## START The records

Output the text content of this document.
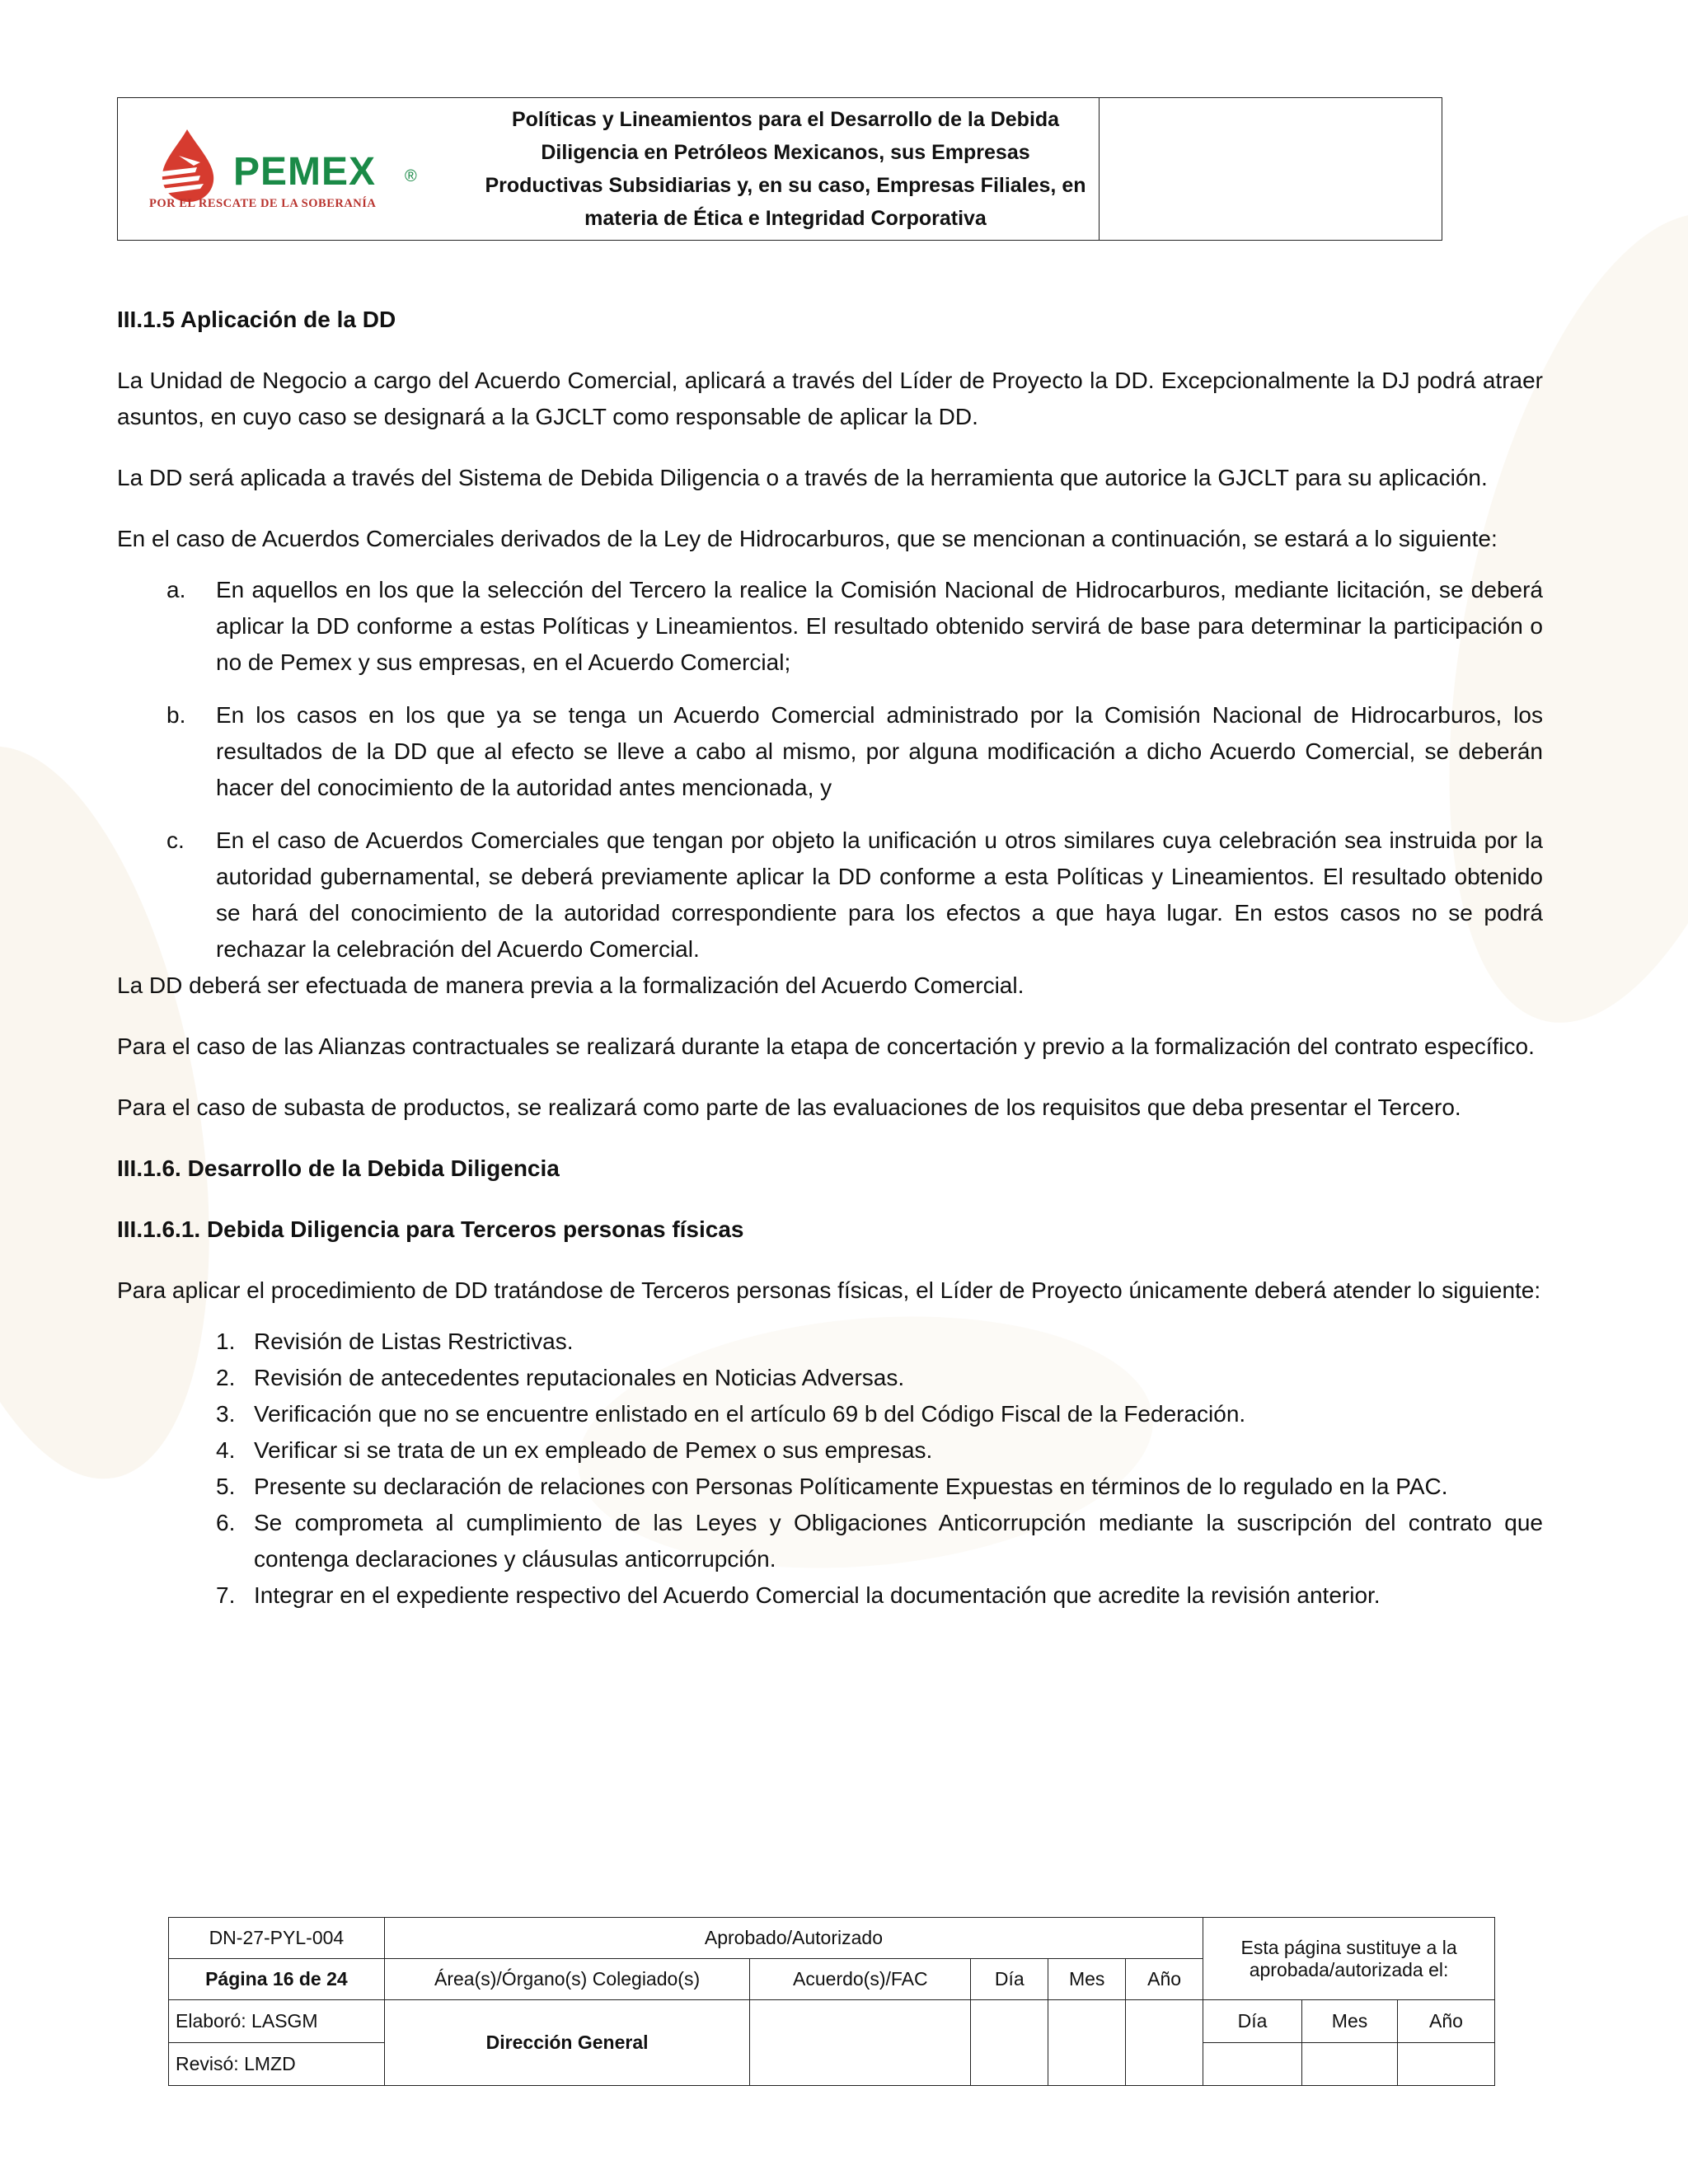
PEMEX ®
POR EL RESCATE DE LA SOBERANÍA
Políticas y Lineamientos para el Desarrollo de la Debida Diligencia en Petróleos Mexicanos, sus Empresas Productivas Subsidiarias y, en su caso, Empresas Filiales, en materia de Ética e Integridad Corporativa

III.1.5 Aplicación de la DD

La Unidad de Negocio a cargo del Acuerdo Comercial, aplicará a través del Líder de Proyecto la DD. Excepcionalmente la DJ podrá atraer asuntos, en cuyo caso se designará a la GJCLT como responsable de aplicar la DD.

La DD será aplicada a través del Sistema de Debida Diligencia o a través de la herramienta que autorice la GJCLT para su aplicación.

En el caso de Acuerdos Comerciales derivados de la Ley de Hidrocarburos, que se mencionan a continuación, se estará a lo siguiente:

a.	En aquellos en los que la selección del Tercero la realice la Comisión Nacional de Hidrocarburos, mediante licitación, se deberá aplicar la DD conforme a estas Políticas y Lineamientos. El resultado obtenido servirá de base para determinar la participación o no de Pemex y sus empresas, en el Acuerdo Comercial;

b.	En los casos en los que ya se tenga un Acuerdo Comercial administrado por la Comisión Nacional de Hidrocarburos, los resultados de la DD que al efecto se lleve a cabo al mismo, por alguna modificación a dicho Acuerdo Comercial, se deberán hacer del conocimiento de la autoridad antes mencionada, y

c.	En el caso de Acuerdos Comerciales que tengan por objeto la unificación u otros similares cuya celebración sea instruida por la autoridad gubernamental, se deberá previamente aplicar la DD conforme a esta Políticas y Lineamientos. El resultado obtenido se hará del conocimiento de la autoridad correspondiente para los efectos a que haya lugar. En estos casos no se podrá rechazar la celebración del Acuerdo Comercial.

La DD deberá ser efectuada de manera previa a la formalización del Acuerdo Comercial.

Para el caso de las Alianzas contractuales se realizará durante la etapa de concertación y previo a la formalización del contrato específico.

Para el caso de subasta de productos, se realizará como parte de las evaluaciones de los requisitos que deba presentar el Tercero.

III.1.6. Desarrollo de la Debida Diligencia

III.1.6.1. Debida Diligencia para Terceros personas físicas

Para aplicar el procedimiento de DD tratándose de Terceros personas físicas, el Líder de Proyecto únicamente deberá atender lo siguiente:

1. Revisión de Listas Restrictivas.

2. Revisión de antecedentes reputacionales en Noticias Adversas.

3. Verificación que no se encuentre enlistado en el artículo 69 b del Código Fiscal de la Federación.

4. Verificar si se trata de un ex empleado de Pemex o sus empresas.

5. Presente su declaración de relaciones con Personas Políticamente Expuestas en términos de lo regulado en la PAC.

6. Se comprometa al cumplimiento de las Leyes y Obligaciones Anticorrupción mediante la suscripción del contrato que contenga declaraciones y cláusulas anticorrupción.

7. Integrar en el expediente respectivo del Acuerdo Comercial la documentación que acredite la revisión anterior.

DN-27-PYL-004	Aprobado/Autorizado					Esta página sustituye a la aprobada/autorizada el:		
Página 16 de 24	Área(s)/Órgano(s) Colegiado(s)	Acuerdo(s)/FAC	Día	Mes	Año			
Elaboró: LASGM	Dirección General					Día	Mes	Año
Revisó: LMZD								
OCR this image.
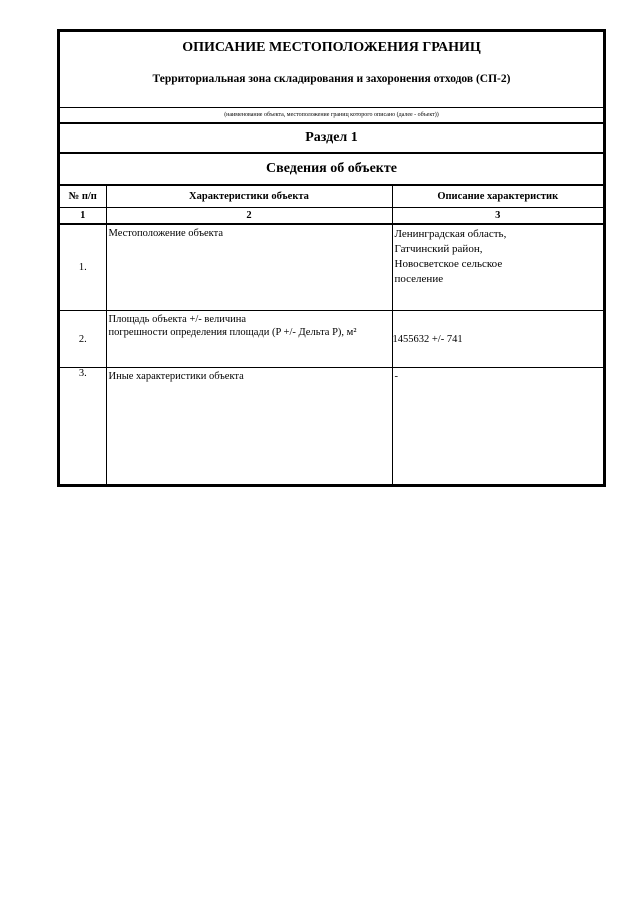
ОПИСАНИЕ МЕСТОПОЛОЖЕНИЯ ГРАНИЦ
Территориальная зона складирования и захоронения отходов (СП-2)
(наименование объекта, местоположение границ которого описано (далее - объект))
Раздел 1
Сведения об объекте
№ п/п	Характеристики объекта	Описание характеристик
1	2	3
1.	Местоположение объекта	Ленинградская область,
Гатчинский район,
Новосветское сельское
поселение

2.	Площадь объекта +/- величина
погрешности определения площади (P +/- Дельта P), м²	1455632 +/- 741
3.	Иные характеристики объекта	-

## END The records

● Directions:
Select all lines in the listing that include the word "Líder".

● Complete output:
La Unidad de Negocio a cargo del Acuerdo Comercial, aplicará a través del Líder de Proyecto la DD. Excepcionalmente la DJ podrá atraer asuntos, en cuyo caso se designará a la GJCLT como responsable de aplicar la DD.
Para aplicar el procedimiento de DD tratándose de Terceros personas físicas, el Líder de Proyecto únicamente deberá atender lo siguiente:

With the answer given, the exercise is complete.